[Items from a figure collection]
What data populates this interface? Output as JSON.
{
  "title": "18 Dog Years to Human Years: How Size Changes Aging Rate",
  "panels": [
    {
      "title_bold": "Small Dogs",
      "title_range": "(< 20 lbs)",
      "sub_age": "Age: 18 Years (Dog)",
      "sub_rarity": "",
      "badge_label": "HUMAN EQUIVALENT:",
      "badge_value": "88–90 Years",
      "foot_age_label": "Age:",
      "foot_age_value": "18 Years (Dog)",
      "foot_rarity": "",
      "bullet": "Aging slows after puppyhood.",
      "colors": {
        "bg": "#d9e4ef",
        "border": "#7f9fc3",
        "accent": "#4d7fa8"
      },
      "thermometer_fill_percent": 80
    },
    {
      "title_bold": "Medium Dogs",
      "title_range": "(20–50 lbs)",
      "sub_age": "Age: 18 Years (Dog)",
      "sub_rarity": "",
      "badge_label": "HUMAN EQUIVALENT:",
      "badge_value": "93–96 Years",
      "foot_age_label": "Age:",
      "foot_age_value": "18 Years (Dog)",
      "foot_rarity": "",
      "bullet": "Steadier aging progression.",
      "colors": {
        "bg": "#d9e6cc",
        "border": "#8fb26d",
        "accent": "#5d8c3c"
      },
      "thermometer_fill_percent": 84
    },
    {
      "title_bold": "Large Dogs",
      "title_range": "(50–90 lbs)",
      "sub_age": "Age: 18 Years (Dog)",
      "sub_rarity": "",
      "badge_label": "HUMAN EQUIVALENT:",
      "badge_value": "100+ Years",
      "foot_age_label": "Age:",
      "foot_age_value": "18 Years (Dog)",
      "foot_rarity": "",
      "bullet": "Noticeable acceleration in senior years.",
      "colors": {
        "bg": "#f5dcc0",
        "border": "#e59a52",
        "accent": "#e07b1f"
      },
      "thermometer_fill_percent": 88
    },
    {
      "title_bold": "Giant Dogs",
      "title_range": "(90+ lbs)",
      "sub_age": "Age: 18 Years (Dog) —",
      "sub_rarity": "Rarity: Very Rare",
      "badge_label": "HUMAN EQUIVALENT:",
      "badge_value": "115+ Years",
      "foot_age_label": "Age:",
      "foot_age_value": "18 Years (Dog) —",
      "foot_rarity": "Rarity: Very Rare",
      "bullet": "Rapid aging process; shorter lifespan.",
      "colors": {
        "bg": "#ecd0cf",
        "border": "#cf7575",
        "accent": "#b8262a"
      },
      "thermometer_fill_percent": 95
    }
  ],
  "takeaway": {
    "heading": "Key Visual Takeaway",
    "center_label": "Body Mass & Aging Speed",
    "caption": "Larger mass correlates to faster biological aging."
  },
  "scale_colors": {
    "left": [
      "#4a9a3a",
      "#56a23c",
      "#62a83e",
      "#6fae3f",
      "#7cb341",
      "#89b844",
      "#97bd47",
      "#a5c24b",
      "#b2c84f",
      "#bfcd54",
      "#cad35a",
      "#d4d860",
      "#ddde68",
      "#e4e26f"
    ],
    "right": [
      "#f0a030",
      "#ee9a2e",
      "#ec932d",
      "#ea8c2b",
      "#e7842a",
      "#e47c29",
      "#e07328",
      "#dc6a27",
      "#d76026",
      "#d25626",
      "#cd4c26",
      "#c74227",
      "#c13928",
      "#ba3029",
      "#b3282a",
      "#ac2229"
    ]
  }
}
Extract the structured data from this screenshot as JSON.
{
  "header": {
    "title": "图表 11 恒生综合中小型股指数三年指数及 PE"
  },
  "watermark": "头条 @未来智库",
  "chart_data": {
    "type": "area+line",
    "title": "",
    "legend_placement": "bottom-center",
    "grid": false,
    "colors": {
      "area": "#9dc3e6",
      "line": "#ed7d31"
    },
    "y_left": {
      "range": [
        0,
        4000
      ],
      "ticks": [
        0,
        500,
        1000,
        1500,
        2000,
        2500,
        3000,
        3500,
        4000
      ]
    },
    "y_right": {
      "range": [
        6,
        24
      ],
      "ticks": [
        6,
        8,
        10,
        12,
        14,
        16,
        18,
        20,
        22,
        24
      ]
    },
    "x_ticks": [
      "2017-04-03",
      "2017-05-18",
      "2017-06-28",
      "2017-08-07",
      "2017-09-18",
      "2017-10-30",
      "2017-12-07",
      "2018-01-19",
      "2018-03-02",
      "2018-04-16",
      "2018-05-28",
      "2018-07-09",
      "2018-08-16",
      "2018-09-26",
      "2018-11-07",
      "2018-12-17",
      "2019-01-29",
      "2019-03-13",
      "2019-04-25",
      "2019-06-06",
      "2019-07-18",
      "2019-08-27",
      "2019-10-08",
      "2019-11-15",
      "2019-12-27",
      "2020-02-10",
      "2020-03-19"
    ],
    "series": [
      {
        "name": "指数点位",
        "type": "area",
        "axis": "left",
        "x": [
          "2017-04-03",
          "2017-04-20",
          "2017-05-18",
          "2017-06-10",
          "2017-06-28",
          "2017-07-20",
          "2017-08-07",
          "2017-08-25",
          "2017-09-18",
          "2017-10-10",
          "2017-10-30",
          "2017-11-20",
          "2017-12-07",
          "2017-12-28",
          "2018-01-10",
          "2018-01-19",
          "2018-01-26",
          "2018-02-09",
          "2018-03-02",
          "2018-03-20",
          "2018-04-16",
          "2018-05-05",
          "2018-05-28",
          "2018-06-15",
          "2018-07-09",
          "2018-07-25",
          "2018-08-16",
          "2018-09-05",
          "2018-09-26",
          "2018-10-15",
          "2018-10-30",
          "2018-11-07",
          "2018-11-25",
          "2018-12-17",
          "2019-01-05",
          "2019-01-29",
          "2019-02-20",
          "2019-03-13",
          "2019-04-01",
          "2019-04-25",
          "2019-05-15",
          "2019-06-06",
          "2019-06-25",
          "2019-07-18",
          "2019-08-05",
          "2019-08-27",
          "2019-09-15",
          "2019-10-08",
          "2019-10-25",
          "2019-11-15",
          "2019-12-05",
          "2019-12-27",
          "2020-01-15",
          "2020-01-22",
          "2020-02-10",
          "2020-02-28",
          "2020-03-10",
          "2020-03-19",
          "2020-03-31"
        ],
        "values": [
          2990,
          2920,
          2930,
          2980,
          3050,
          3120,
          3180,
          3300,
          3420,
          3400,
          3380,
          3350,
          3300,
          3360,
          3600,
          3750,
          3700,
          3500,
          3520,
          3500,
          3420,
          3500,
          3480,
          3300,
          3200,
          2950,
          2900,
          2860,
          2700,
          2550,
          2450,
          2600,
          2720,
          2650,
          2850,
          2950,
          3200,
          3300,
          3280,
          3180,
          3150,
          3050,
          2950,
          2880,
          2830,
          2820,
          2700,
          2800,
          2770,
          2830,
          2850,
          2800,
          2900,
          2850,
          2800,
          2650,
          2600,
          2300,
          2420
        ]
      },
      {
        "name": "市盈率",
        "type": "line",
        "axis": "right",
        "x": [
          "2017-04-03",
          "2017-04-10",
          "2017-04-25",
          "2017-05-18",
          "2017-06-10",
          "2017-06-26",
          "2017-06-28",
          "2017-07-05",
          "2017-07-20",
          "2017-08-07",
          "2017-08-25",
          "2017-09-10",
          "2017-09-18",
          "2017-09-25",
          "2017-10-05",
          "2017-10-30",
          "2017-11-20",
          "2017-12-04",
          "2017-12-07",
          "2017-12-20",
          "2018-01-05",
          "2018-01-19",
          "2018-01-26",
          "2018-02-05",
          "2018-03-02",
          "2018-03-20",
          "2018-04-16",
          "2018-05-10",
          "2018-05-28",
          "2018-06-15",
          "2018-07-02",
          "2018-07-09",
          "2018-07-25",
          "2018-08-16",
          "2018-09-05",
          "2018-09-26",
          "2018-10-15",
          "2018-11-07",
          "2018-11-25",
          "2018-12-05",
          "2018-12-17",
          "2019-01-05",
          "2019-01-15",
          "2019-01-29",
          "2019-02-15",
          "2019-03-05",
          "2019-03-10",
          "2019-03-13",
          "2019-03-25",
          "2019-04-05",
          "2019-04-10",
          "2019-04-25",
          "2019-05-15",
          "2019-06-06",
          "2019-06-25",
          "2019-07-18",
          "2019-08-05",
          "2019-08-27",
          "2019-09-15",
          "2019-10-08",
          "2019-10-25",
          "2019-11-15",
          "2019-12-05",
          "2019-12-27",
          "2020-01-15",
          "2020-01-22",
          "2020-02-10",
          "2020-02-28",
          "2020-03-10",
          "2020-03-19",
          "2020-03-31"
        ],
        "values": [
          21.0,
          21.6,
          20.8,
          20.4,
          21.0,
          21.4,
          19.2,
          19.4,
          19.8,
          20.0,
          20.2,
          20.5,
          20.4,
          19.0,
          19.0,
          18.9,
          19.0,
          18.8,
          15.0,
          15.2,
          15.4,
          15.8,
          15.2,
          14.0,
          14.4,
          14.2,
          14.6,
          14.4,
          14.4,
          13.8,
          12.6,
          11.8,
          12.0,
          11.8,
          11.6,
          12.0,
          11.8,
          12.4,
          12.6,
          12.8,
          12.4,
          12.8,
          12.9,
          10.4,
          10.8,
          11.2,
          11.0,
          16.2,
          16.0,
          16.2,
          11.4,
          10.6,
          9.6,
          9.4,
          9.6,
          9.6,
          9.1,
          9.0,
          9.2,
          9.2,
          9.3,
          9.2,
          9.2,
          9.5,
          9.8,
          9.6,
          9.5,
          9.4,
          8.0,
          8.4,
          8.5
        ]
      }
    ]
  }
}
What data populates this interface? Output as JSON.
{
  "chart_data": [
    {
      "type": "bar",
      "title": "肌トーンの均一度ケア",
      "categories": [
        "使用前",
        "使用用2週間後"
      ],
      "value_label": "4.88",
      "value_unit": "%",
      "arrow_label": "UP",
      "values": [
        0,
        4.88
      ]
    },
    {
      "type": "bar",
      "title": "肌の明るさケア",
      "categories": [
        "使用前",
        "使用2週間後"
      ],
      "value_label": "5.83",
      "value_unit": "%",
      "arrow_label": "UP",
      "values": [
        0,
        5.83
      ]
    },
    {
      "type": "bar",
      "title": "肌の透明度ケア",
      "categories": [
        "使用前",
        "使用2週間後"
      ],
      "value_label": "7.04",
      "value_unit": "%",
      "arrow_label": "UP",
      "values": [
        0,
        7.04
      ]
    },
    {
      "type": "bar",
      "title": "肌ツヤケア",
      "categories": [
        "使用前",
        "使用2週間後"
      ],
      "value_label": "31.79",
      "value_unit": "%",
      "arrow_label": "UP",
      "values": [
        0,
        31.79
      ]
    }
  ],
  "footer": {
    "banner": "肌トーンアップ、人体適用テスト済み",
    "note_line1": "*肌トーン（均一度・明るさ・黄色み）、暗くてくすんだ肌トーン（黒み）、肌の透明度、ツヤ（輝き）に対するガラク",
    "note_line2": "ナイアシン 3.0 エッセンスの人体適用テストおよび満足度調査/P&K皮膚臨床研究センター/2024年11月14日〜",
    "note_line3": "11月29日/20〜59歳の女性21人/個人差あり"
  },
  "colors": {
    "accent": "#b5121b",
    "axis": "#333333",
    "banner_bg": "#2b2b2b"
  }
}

Task objective ▸ Look through the entries and work out how many lines have the word "bullet" in them; reply with that number only.

Task output ▸ 4